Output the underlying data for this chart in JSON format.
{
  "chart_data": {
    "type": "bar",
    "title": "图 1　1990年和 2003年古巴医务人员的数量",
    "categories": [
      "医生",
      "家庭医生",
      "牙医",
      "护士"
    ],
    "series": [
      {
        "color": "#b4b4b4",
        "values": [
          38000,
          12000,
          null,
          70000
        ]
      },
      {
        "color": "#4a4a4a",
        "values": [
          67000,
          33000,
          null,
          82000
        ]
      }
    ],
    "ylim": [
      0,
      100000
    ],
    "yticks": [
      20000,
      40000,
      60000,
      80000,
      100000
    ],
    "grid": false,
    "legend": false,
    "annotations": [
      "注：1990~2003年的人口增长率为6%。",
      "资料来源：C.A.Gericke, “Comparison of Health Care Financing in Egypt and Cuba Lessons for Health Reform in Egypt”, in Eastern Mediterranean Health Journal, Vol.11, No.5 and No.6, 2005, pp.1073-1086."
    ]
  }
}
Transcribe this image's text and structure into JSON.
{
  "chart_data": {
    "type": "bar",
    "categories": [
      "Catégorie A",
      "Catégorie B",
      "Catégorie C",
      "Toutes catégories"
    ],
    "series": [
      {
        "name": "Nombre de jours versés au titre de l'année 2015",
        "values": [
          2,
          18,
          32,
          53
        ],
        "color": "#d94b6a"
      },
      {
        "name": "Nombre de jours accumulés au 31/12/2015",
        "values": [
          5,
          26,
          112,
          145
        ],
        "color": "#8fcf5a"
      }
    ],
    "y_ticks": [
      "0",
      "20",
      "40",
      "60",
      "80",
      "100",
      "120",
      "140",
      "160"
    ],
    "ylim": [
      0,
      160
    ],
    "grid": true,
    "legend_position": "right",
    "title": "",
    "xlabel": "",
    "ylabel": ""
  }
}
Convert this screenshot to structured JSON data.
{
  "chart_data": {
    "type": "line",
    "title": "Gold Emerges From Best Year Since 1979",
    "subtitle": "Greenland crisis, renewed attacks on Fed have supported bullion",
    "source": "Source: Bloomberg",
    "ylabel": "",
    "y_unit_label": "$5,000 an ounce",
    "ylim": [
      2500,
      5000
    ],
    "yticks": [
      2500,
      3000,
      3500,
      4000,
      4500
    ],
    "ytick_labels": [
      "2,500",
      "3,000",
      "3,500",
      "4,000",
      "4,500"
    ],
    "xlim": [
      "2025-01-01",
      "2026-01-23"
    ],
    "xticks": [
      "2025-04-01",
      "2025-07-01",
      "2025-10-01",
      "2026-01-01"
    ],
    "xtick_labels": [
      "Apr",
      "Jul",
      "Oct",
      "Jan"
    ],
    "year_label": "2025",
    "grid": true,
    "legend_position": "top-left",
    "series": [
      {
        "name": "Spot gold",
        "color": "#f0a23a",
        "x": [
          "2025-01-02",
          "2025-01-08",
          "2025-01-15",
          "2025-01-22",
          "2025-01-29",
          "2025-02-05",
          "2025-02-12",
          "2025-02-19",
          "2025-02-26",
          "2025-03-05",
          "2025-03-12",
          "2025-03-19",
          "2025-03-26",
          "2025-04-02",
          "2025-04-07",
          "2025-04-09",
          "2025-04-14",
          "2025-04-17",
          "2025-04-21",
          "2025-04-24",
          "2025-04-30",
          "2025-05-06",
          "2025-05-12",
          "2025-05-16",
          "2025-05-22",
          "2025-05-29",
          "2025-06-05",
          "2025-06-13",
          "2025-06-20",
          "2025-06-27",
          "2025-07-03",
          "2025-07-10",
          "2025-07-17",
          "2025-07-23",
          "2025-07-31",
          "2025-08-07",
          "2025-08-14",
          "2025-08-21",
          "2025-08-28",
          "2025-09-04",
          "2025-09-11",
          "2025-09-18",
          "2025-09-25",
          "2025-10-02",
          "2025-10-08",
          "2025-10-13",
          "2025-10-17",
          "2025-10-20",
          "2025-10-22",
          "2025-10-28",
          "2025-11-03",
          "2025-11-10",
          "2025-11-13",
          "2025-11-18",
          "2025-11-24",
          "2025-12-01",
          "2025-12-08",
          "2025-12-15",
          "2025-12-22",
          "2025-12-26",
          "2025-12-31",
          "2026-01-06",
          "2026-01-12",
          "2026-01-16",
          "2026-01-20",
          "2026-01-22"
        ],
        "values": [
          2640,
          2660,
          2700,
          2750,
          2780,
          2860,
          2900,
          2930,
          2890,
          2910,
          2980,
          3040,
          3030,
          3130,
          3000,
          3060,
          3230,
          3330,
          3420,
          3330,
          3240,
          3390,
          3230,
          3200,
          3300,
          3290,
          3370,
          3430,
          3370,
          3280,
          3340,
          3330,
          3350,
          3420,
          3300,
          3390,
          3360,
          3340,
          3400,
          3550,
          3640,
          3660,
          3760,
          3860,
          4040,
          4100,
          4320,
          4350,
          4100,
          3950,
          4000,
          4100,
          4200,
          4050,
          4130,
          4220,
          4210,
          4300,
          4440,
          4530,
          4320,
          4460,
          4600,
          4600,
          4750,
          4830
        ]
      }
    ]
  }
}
____________________
Go through the material line by line. Show each line that contains the string "color".

*Worked solution*:
        "color": "#b4b4b4",
        "color": "#4a4a4a",
        "color": "#d94b6a"
        "color": "#8fcf5a"
        "color": "#f0a23a",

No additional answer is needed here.